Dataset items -

———

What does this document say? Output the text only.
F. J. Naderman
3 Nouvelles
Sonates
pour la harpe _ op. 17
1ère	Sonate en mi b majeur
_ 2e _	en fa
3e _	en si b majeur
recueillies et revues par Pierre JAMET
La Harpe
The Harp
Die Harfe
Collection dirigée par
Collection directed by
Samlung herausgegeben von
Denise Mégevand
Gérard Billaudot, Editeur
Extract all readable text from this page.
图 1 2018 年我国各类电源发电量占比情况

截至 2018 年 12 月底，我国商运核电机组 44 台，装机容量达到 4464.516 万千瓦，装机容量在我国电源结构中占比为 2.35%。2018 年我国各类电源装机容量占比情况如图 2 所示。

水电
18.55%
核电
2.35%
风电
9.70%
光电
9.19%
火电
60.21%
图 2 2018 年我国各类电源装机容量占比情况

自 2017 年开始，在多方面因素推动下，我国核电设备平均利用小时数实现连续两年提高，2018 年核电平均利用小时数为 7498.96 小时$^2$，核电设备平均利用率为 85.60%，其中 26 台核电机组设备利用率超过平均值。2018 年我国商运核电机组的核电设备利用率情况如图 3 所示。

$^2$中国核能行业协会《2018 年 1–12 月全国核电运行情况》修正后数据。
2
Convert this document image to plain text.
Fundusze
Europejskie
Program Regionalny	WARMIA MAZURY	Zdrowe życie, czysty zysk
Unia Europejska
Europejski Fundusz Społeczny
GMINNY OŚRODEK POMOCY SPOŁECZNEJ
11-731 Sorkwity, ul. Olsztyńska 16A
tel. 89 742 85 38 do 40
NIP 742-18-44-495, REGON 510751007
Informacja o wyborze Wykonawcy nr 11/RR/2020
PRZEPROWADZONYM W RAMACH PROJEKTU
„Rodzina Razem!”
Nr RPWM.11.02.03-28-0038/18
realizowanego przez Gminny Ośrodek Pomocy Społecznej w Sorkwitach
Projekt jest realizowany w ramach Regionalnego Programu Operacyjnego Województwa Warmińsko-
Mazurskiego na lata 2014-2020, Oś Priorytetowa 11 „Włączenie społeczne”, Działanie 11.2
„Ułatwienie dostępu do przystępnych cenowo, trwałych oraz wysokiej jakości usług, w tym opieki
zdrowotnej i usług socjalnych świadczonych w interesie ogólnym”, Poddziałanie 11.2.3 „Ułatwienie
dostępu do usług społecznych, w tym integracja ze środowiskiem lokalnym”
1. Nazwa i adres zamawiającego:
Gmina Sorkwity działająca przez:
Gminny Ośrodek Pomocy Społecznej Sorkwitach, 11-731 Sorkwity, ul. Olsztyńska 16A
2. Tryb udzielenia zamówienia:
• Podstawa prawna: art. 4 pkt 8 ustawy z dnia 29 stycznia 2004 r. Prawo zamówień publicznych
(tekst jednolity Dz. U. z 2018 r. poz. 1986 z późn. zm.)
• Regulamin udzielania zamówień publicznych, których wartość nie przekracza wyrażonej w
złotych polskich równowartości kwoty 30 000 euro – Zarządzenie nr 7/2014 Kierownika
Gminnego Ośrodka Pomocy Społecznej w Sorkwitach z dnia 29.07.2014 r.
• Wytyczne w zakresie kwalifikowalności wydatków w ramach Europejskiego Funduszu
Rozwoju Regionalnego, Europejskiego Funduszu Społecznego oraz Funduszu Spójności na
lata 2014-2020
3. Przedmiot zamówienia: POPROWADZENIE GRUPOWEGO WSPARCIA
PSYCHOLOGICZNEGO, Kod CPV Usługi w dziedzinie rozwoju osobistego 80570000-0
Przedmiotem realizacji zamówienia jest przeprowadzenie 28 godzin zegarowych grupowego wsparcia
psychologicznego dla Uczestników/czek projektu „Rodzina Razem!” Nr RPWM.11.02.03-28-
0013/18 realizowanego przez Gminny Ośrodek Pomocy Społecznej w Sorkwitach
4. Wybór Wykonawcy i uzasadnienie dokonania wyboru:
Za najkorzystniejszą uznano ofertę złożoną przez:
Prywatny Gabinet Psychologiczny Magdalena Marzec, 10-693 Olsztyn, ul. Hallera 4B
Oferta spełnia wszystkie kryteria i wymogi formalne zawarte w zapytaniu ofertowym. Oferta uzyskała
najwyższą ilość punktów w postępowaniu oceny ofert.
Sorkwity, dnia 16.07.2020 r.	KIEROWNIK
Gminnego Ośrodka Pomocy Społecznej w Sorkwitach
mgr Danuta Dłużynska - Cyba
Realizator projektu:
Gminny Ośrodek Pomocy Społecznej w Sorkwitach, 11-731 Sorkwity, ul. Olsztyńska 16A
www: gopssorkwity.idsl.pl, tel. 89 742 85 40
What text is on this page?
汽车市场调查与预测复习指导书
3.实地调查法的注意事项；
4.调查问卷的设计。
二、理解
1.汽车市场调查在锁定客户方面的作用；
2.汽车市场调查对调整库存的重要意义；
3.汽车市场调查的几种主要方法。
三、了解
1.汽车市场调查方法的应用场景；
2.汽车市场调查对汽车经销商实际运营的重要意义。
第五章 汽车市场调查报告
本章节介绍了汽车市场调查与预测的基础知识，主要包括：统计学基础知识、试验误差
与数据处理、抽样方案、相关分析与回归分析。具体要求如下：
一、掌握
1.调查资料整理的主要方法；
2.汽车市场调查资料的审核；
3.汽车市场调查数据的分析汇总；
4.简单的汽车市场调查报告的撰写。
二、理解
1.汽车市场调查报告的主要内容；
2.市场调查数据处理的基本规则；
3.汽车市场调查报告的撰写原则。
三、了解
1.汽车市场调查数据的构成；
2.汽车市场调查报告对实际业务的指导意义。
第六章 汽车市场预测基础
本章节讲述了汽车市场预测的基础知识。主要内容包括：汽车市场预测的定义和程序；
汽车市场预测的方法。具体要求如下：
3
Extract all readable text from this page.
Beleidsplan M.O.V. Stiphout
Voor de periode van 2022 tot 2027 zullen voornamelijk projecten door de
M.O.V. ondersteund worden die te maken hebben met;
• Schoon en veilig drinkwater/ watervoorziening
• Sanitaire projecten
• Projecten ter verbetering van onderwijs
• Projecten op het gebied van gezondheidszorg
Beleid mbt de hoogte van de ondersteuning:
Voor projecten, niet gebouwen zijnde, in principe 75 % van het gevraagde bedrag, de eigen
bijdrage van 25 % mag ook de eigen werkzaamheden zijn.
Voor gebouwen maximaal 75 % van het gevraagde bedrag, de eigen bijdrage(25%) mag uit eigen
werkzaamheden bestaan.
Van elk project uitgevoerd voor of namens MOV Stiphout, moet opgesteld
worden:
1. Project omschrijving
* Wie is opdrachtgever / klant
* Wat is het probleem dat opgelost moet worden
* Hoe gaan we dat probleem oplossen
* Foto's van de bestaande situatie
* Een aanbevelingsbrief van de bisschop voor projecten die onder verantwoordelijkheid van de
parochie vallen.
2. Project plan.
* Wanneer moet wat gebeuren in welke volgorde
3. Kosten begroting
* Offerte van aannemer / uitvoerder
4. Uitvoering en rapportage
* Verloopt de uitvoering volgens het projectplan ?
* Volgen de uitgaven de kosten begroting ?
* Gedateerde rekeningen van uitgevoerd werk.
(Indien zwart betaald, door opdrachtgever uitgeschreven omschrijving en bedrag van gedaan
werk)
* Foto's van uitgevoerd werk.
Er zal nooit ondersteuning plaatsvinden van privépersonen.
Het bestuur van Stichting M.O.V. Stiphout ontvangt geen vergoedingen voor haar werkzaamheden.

———

Your instructions -
Copy out every line of the listing that contains the string "ondersteuning".

Answer to the task -
Beleid mbt de hoogte van de ondersteuning:
Er zal nooit ondersteuning plaatsvinden van privépersonen.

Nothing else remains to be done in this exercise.